*WHAT IS EXPECTED*:
Reproduce the records below exactly as given.

━━━━━ STORED ROWS ━━━━━

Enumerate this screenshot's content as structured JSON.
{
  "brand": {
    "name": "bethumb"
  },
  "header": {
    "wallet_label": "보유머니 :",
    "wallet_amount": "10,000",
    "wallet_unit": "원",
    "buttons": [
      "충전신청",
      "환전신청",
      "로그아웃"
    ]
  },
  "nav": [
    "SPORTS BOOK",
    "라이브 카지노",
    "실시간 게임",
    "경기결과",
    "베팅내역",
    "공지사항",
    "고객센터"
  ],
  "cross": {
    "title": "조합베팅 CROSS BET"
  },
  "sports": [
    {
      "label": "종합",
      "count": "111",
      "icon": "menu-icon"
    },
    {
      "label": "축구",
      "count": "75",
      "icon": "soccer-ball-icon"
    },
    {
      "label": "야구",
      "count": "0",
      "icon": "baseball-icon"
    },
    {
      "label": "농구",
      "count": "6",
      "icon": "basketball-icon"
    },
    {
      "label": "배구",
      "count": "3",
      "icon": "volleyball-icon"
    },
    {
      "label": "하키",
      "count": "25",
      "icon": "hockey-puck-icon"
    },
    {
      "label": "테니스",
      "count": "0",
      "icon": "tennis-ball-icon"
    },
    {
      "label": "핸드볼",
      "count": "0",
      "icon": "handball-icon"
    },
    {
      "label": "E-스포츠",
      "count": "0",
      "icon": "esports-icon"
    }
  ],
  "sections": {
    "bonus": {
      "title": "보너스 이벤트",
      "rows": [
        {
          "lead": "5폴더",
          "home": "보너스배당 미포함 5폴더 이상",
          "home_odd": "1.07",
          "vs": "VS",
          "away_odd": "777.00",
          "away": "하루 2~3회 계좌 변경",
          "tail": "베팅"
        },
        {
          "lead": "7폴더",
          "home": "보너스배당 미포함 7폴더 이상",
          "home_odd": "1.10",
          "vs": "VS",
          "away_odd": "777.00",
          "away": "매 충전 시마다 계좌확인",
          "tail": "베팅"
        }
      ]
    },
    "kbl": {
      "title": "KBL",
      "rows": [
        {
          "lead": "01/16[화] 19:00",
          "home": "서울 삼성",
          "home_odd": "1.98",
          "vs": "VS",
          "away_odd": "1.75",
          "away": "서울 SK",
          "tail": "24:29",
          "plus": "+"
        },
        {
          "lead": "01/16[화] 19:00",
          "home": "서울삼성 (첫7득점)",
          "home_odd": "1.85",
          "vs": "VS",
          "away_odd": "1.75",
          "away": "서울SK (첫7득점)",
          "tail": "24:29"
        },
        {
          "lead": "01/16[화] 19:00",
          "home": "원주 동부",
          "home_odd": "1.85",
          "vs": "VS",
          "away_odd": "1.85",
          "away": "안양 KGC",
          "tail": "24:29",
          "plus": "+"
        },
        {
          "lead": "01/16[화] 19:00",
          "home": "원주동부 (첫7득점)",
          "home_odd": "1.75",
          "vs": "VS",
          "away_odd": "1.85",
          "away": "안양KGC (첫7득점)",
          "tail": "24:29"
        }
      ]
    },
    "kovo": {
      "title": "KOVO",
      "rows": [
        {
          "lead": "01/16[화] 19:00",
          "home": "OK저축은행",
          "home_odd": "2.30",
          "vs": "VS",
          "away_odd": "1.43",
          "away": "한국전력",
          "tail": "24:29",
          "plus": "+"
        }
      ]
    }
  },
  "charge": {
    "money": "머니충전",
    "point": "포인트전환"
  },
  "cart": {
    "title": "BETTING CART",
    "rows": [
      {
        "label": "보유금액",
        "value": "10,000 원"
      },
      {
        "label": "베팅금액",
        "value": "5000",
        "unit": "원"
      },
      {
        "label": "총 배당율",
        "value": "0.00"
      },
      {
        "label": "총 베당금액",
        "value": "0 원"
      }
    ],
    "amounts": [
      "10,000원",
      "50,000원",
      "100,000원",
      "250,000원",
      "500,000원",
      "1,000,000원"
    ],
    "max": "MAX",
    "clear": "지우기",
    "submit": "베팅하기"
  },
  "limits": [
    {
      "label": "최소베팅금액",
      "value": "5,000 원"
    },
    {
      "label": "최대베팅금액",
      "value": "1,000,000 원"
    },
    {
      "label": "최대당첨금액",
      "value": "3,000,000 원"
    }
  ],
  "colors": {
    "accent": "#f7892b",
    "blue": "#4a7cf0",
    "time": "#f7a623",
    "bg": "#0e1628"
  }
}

━━━━━

*FINISHED TASK*:
Enumerate this screenshot's content as structured JSON.
{
  "brand": {
    "name": "bethumb"
  },
  "header": {
    "wallet_label": "보유머니 :",
    "wallet_amount": "10,000",
    "wallet_unit": "원",
    "buttons": [
      "충전신청",
      "환전신청",
      "로그아웃"
    ]
  },
  "nav": [
    "SPORTS BOOK",
    "라이브 카지노",
    "실시간 게임",
    "경기결과",
    "베팅내역",
    "공지사항",
    "고객센터"
  ],
  "cross": {
    "title": "조합베팅 CROSS BET"
  },
  "sports": [
    {
      "label": "종합",
      "count": "111",
      "icon": "menu-icon"
    },
    {
      "label": "축구",
      "count": "75",
      "icon": "soccer-ball-icon"
    },
    {
      "label": "야구",
      "count": "0",
      "icon": "baseball-icon"
    },
    {
      "label": "농구",
      "count": "6",
      "icon": "basketball-icon"
    },
    {
      "label": "배구",
      "count": "3",
      "icon": "volleyball-icon"
    },
    {
      "label": "하키",
      "count": "25",
      "icon": "hockey-puck-icon"
    },
    {
      "label": "테니스",
      "count": "0",
      "icon": "tennis-ball-icon"
    },
    {
      "label": "핸드볼",
      "count": "0",
      "icon": "handball-icon"
    },
    {
      "label": "E-스포츠",
      "count": "0",
      "icon": "esports-icon"
    }
  ],
  "sections": {
    "bonus": {
      "title": "보너스 이벤트",
      "rows": [
        {
          "lead": "5폴더",
          "home": "보너스배당 미포함 5폴더 이상",
          "home_odd": "1.07",
          "vs": "VS",
          "away_odd": "777.00",
          "away": "하루 2~3회 계좌 변경",
          "tail": "베팅"
        },
        {
          "lead": "7폴더",
          "home": "보너스배당 미포함 7폴더 이상",
          "home_odd": "1.10",
          "vs": "VS",
          "away_odd": "777.00",
          "away": "매 충전 시마다 계좌확인",
          "tail": "베팅"
        }
      ]
    },
    "kbl": {
      "title": "KBL",
      "rows": [
        {
          "lead": "01/16[화] 19:00",
          "home": "서울 삼성",
          "home_odd": "1.98",
          "vs": "VS",
          "away_odd": "1.75",
          "away": "서울 SK",
          "tail": "24:29",
          "plus": "+"
        },
        {
          "lead": "01/16[화] 19:00",
          "home": "서울삼성 (첫7득점)",
          "home_odd": "1.85",
          "vs": "VS",
          "away_odd": "1.75",
          "away": "서울SK (첫7득점)",
          "tail": "24:29"
        },
        {
          "lead": "01/16[화] 19:00",
          "home": "원주 동부",
          "home_odd": "1.85",
          "vs": "VS",
          "away_odd": "1.85",
          "away": "안양 KGC",
          "tail": "24:29",
          "plus": "+"
        },
        {
          "lead": "01/16[화] 19:00",
          "home": "원주동부 (첫7득점)",
          "home_odd": "1.75",
          "vs": "VS",
          "away_odd": "1.85",
          "away": "안양KGC (첫7득점)",
          "tail": "24:29"
        }
      ]
    },
    "kovo": {
      "title": "KOVO",
      "rows": [
        {
          "lead": "01/16[화] 19:00",
          "home": "OK저축은행",
          "home_odd": "2.30",
          "vs": "VS",
          "away_odd": "1.43",
          "away": "한국전력",
          "tail": "24:29",
          "plus": "+"
        }
      ]
    }
  },
  "charge": {
    "money": "머니충전",
    "point": "포인트전환"
  },
  "cart": {
    "title": "BETTING CART",
    "rows": [
      {
        "label": "보유금액",
        "value": "10,000 원"
      },
      {
        "label": "베팅금액",
        "value": "5000",
        "unit": "원"
      },
      {
        "label": "총 배당율",
        "value": "0.00"
      },
      {
        "label": "총 베당금액",
        "value": "0 원"
      }
    ],
    "amounts": [
      "10,000원",
      "50,000원",
      "100,000원",
      "250,000원",
      "500,000원",
      "1,000,000원"
    ],
    "max": "MAX",
    "clear": "지우기",
    "submit": "베팅하기"
  },
  "limits": [
    {
      "label": "최소베팅금액",
      "value": "5,000 원"
    },
    {
      "label": "최대베팅금액",
      "value": "1,000,000 원"
    },
    {
      "label": "최대당첨금액",
      "value": "3,000,000 원"
    }
  ],
  "colors": {
    "accent": "#f7892b",
    "blue": "#4a7cf0",
    "time": "#f7a623",
    "bg": "#0e1628"
  }
}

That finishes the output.